[Collected data]
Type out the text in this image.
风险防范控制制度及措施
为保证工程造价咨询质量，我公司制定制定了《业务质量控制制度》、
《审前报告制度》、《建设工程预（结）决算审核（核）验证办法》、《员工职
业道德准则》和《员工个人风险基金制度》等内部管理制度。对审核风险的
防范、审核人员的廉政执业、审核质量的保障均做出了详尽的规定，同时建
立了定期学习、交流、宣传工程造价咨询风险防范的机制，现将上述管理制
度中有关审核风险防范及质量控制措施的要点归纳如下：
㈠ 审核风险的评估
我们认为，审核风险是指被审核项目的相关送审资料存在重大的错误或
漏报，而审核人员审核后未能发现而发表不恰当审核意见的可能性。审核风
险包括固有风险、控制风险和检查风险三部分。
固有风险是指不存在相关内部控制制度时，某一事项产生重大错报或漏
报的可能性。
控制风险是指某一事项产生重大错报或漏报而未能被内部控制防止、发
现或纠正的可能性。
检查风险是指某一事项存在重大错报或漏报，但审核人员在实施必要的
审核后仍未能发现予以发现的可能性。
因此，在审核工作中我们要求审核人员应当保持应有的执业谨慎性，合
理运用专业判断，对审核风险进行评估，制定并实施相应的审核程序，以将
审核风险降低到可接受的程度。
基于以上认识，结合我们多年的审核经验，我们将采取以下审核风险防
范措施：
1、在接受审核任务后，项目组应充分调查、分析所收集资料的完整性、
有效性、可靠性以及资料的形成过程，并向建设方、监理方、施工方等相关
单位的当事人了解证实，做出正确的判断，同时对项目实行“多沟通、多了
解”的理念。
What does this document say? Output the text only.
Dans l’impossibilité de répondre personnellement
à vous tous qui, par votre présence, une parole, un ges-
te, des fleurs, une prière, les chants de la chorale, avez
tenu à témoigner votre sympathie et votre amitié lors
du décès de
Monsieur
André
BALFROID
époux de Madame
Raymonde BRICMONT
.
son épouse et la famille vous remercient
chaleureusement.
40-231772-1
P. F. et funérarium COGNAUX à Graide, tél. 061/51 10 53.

Task description: Everything from the line with "What does this" to the end of the listing above needs to be duplicated exactly, both end lines included, with nothing more.

Solution:
What does this document say? Output the text only.
Dans l’impossibilité de répondre personnellement
à vous tous qui, par votre présence, une parole, un ges-
te, des fleurs, une prière, les chants de la chorale, avez
tenu à témoigner votre sympathie et votre amitié lors
du décès de
Monsieur
André
BALFROID
époux de Madame
Raymonde BRICMONT
.
son épouse et la famille vous remercient
chaleureusement.
40-231772-1
P. F. et funérarium COGNAUX à Graide, tél. 061/51 10 53.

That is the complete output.